## START RECORD EXTRACTS
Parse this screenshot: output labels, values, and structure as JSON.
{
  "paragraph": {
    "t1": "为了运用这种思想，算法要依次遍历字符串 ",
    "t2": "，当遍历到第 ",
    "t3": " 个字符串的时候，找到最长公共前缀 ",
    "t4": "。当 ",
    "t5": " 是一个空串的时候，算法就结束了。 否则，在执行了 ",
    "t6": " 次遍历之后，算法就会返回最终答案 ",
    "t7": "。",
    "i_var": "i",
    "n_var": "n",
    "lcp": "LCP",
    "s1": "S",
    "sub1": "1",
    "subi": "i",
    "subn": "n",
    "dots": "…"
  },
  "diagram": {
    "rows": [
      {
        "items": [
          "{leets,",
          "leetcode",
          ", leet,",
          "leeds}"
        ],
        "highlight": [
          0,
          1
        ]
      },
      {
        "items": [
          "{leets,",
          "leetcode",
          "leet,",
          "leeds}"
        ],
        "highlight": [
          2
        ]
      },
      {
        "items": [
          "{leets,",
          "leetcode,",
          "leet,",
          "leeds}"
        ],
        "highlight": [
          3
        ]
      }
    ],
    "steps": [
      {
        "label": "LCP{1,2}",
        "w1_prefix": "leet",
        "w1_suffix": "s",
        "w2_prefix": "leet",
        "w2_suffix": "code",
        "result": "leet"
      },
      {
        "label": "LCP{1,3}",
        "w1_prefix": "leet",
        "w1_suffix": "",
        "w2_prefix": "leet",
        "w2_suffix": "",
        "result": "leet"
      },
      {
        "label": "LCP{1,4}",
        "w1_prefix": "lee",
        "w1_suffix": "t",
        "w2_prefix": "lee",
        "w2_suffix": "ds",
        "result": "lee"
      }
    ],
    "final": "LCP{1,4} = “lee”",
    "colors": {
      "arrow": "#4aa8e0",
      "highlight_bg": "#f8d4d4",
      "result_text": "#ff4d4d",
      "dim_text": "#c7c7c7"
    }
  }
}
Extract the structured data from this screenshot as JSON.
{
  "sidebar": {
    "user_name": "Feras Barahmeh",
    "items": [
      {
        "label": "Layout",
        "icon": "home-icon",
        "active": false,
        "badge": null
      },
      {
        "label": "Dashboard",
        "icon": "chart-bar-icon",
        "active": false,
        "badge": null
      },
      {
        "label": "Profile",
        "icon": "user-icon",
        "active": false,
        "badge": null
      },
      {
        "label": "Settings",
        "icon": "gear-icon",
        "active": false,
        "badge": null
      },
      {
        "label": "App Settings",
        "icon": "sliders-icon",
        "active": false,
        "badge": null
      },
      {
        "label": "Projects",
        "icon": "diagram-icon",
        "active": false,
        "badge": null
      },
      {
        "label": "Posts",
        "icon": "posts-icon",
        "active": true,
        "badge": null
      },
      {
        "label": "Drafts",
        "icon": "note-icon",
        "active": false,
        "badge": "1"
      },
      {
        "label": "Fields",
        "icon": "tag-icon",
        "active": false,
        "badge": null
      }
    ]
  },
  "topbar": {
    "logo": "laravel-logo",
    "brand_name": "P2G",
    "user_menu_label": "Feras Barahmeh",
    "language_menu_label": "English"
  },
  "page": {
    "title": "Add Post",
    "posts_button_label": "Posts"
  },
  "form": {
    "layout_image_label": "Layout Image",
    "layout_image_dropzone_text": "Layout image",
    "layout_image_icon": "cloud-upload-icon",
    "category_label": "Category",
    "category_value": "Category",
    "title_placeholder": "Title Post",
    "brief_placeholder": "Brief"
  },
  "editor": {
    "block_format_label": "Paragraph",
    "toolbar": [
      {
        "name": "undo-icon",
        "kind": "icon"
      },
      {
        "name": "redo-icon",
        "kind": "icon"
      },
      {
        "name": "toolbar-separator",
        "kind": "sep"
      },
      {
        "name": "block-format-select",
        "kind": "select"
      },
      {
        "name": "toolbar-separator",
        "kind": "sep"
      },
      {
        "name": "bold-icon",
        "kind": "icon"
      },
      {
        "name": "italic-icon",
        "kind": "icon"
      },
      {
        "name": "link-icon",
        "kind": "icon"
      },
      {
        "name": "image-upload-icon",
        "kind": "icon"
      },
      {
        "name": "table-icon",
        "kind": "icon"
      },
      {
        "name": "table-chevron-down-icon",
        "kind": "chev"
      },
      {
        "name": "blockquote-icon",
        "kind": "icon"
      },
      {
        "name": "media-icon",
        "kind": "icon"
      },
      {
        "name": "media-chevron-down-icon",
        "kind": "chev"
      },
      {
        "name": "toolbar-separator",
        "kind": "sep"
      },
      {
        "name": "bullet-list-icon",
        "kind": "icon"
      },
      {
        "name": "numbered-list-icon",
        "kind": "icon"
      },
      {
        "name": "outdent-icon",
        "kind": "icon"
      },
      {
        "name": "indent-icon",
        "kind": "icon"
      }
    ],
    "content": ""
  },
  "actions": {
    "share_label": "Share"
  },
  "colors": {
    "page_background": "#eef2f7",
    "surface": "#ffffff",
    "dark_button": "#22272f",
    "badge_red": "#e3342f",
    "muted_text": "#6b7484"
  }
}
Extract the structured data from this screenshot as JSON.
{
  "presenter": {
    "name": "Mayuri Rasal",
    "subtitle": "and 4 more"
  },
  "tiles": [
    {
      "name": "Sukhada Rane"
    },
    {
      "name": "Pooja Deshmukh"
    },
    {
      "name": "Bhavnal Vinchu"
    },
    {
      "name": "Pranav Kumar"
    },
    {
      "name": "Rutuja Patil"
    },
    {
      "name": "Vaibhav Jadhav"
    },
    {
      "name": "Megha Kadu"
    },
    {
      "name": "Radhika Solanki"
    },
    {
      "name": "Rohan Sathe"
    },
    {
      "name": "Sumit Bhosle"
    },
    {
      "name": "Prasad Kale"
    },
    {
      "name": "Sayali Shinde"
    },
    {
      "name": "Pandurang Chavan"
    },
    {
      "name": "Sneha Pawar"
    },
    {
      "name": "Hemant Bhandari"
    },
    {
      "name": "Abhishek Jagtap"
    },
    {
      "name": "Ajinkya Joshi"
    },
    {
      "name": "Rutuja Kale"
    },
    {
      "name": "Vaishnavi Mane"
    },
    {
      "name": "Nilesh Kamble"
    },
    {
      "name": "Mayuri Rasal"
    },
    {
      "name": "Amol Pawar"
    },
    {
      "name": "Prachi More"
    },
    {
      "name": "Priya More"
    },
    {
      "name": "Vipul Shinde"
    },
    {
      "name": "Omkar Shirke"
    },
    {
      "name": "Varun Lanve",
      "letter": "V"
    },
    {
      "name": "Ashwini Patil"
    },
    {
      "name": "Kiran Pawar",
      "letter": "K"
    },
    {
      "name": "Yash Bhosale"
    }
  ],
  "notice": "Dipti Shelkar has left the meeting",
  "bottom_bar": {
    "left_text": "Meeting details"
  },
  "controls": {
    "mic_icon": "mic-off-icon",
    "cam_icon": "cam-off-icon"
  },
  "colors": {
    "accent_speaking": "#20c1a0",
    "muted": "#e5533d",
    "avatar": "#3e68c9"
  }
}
## END RECORD EXTRACTS
▶ [YOUR GOAL]: Copy out the material above in its entirety. Every detail must match.

▶ [FINISHED EXERCISE]:
Parse this screenshot: output labels, values, and structure as JSON.
{
  "paragraph": {
    "t1": "为了运用这种思想，算法要依次遍历字符串 ",
    "t2": "，当遍历到第 ",
    "t3": " 个字符串的时候，找到最长公共前缀 ",
    "t4": "。当 ",
    "t5": " 是一个空串的时候，算法就结束了。 否则，在执行了 ",
    "t6": " 次遍历之后，算法就会返回最终答案 ",
    "t7": "。",
    "i_var": "i",
    "n_var": "n",
    "lcp": "LCP",
    "s1": "S",
    "sub1": "1",
    "subi": "i",
    "subn": "n",
    "dots": "…"
  },
  "diagram": {
    "rows": [
      {
        "items": [
          "{leets,",
          "leetcode",
          ", leet,",
          "leeds}"
        ],
        "highlight": [
          0,
          1
        ]
      },
      {
        "items": [
          "{leets,",
          "leetcode",
          "leet,",
          "leeds}"
        ],
        "highlight": [
          2
        ]
      },
      {
        "items": [
          "{leets,",
          "leetcode,",
          "leet,",
          "leeds}"
        ],
        "highlight": [
          3
        ]
      }
    ],
    "steps": [
      {
        "label": "LCP{1,2}",
        "w1_prefix": "leet",
        "w1_suffix": "s",
        "w2_prefix": "leet",
        "w2_suffix": "code",
        "result": "leet"
      },
      {
        "label": "LCP{1,3}",
        "w1_prefix": "leet",
        "w1_suffix": "",
        "w2_prefix": "leet",
        "w2_suffix": "",
        "result": "leet"
      },
      {
        "label": "LCP{1,4}",
        "w1_prefix": "lee",
        "w1_suffix": "t",
        "w2_prefix": "lee",
        "w2_suffix": "ds",
        "result": "lee"
      }
    ],
    "final": "LCP{1,4} = “lee”",
    "colors": {
      "arrow": "#4aa8e0",
      "highlight_bg": "#f8d4d4",
      "result_text": "#ff4d4d",
      "dim_text": "#c7c7c7"
    }
  }
}
Extract the structured data from this screenshot as JSON.
{
  "sidebar": {
    "user_name": "Feras Barahmeh",
    "items": [
      {
        "label": "Layout",
        "icon": "home-icon",
        "active": false,
        "badge": null
      },
      {
        "label": "Dashboard",
        "icon": "chart-bar-icon",
        "active": false,
        "badge": null
      },
      {
        "label": "Profile",
        "icon": "user-icon",
        "active": false,
        "badge": null
      },
      {
        "label": "Settings",
        "icon": "gear-icon",
        "active": false,
        "badge": null
      },
      {
        "label": "App Settings",
        "icon": "sliders-icon",
        "active": false,
        "badge": null
      },
      {
        "label": "Projects",
        "icon": "diagram-icon",
        "active": false,
        "badge": null
      },
      {
        "label": "Posts",
        "icon": "posts-icon",
        "active": true,
        "badge": null
      },
      {
        "label": "Drafts",
        "icon": "note-icon",
        "active": false,
        "badge": "1"
      },
      {
        "label": "Fields",
        "icon": "tag-icon",
        "active": false,
        "badge": null
      }
    ]
  },
  "topbar": {
    "logo": "laravel-logo",
    "brand_name": "P2G",
    "user_menu_label": "Feras Barahmeh",
    "language_menu_label": "English"
  },
  "page": {
    "title": "Add Post",
    "posts_button_label": "Posts"
  },
  "form": {
    "layout_image_label": "Layout Image",
    "layout_image_dropzone_text": "Layout image",
    "layout_image_icon": "cloud-upload-icon",
    "category_label": "Category",
    "category_value": "Category",
    "title_placeholder": "Title Post",
    "brief_placeholder": "Brief"
  },
  "editor": {
    "block_format_label": "Paragraph",
    "toolbar": [
      {
        "name": "undo-icon",
        "kind": "icon"
      },
      {
        "name": "redo-icon",
        "kind": "icon"
      },
      {
        "name": "toolbar-separator",
        "kind": "sep"
      },
      {
        "name": "block-format-select",
        "kind": "select"
      },
      {
        "name": "toolbar-separator",
        "kind": "sep"
      },
      {
        "name": "bold-icon",
        "kind": "icon"
      },
      {
        "name": "italic-icon",
        "kind": "icon"
      },
      {
        "name": "link-icon",
        "kind": "icon"
      },
      {
        "name": "image-upload-icon",
        "kind": "icon"
      },
      {
        "name": "table-icon",
        "kind": "icon"
      },
      {
        "name": "table-chevron-down-icon",
        "kind": "chev"
      },
      {
        "name": "blockquote-icon",
        "kind": "icon"
      },
      {
        "name": "media-icon",
        "kind": "icon"
      },
      {
        "name": "media-chevron-down-icon",
        "kind": "chev"
      },
      {
        "name": "toolbar-separator",
        "kind": "sep"
      },
      {
        "name": "bullet-list-icon",
        "kind": "icon"
      },
      {
        "name": "numbered-list-icon",
        "kind": "icon"
      },
      {
        "name": "outdent-icon",
        "kind": "icon"
      },
      {
        "name": "indent-icon",
        "kind": "icon"
      }
    ],
    "content": ""
  },
  "actions": {
    "share_label": "Share"
  },
  "colors": {
    "page_background": "#eef2f7",
    "surface": "#ffffff",
    "dark_button": "#22272f",
    "badge_red": "#e3342f",
    "muted_text": "#6b7484"
  }
}
Extract the structured data from this screenshot as JSON.
{
  "presenter": {
    "name": "Mayuri Rasal",
    "subtitle": "and 4 more"
  },
  "tiles": [
    {
      "name": "Sukhada Rane"
    },
    {
      "name": "Pooja Deshmukh"
    },
    {
      "name": "Bhavnal Vinchu"
    },
    {
      "name": "Pranav Kumar"
    },
    {
      "name": "Rutuja Patil"
    },
    {
      "name": "Vaibhav Jadhav"
    },
    {
      "name": "Megha Kadu"
    },
    {
      "name": "Radhika Solanki"
    },
    {
      "name": "Rohan Sathe"
    },
    {
      "name": "Sumit Bhosle"
    },
    {
      "name": "Prasad Kale"
    },
    {
      "name": "Sayali Shinde"
    },
    {
      "name": "Pandurang Chavan"
    },
    {
      "name": "Sneha Pawar"
    },
    {
      "name": "Hemant Bhandari"
    },
    {
      "name": "Abhishek Jagtap"
    },
    {
      "name": "Ajinkya Joshi"
    },
    {
      "name": "Rutuja Kale"
    },
    {
      "name": "Vaishnavi Mane"
    },
    {
      "name": "Nilesh Kamble"
    },
    {
      "name": "Mayuri Rasal"
    },
    {
      "name": "Amol Pawar"
    },
    {
      "name": "Prachi More"
    },
    {
      "name": "Priya More"
    },
    {
      "name": "Vipul Shinde"
    },
    {
      "name": "Omkar Shirke"
    },
    {
      "name": "Varun Lanve",
      "letter": "V"
    },
    {
      "name": "Ashwini Patil"
    },
    {
      "name": "Kiran Pawar",
      "letter": "K"
    },
    {
      "name": "Yash Bhosale"
    }
  ],
  "notice": "Dipti Shelkar has left the meeting",
  "bottom_bar": {
    "left_text": "Meeting details"
  },
  "controls": {
    "mic_icon": "mic-off-icon",
    "cam_icon": "cam-off-icon"
  },
  "colors": {
    "accent_speaking": "#20c1a0",
    "muted": "#e5533d",
    "avatar": "#3e68c9"
  }
}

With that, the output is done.